All of the material below is to be repeated exactly.

⟨

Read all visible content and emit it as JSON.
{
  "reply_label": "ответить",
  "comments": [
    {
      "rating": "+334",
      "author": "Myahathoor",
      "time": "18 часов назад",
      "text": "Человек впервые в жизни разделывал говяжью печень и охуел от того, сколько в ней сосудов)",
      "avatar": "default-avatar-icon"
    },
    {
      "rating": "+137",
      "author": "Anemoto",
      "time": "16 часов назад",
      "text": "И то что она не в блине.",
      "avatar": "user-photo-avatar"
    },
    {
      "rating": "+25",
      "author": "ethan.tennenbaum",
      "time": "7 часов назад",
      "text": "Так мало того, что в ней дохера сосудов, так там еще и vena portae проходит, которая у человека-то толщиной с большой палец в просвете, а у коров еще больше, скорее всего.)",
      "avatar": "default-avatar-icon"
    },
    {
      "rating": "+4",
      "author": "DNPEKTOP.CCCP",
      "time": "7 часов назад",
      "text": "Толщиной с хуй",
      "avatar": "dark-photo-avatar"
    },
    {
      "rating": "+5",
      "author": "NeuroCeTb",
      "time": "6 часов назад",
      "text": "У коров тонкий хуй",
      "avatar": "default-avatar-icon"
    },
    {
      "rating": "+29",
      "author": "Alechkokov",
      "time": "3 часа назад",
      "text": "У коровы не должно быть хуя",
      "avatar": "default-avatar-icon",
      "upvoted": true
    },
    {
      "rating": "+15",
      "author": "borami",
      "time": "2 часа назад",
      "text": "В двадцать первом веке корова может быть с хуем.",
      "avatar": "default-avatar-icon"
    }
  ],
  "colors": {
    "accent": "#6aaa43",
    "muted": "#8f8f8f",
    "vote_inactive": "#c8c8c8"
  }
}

⟩

COMPLETED EXERCISE:
Read all visible content and emit it as JSON.
{
  "reply_label": "ответить",
  "comments": [
    {
      "rating": "+334",
      "author": "Myahathoor",
      "time": "18 часов назад",
      "text": "Человек впервые в жизни разделывал говяжью печень и охуел от того, сколько в ней сосудов)",
      "avatar": "default-avatar-icon"
    },
    {
      "rating": "+137",
      "author": "Anemoto",
      "time": "16 часов назад",
      "text": "И то что она не в блине.",
      "avatar": "user-photo-avatar"
    },
    {
      "rating": "+25",
      "author": "ethan.tennenbaum",
      "time": "7 часов назад",
      "text": "Так мало того, что в ней дохера сосудов, так там еще и vena portae проходит, которая у человека-то толщиной с большой палец в просвете, а у коров еще больше, скорее всего.)",
      "avatar": "default-avatar-icon"
    },
    {
      "rating": "+4",
      "author": "DNPEKTOP.CCCP",
      "time": "7 часов назад",
      "text": "Толщиной с хуй",
      "avatar": "dark-photo-avatar"
    },
    {
      "rating": "+5",
      "author": "NeuroCeTb",
      "time": "6 часов назад",
      "text": "У коров тонкий хуй",
      "avatar": "default-avatar-icon"
    },
    {
      "rating": "+29",
      "author": "Alechkokov",
      "time": "3 часа назад",
      "text": "У коровы не должно быть хуя",
      "avatar": "default-avatar-icon",
      "upvoted": true
    },
    {
      "rating": "+15",
      "author": "borami",
      "time": "2 часа назад",
      "text": "В двадцать первом веке корова может быть с хуем.",
      "avatar": "default-avatar-icon"
    }
  ],
  "colors": {
    "accent": "#6aaa43",
    "muted": "#8f8f8f",
    "vote_inactive": "#c8c8c8"
  }
}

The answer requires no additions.